* **Exercise task**
Using the listing below, report all lines holding the word "lapse".

Start Provided data

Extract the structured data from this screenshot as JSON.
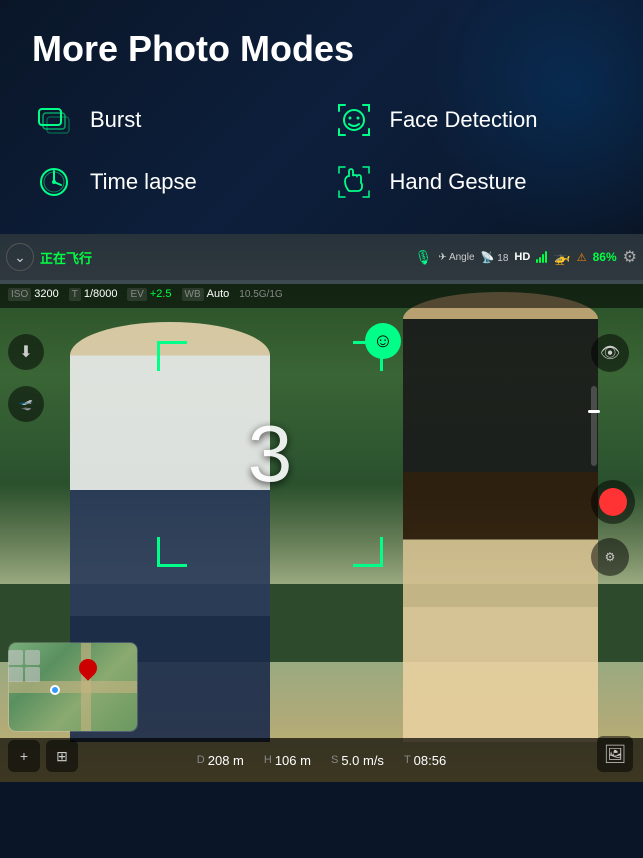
{
  "header": {
    "title": "More Photo Modes"
  },
  "modes": [
    {
      "id": "burst",
      "label": "Burst",
      "icon": "burst-icon",
      "iconColor": "#00ff88"
    },
    {
      "id": "face-detection",
      "label": "Face Detection",
      "icon": "face-detection-icon",
      "iconColor": "#00ff88"
    },
    {
      "id": "time-lapse",
      "label": "Time lapse",
      "icon": "time-lapse-icon",
      "iconColor": "#00ff88"
    },
    {
      "id": "hand-gesture",
      "label": "Hand Gesture",
      "icon": "hand-gesture-icon",
      "iconColor": "#00ff88"
    }
  ],
  "camera": {
    "hud": {
      "flying_status": "正在飞行",
      "angle_label": "Angle",
      "angle_icon": "angle-icon",
      "satellite_count": "18",
      "quality": "HD",
      "signal_bars": 4,
      "battery_percent": "86%",
      "iso_label": "ISO",
      "iso_value": "3200",
      "shutter_label": "T",
      "shutter_value": "1/8000",
      "ev_label": "EV",
      "ev_value": "+2.5",
      "wb_label": "WB",
      "wb_value": "Auto",
      "network": "10.5G/1G"
    },
    "face_detect": {
      "countdown": "3",
      "smiley": "☺"
    },
    "bottom_stats": {
      "d_label": "D",
      "d_value": "208 m",
      "h_label": "H",
      "h_value": "106 m",
      "s_label": "S",
      "s_value": "5.0 m/s",
      "t_label": "T",
      "t_value": "08:56"
    }
  }
}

End Provided data

* **Solution to this problem**
      "id": "time-lapse",
      "label": "Time lapse",
      "icon": "time-lapse-icon",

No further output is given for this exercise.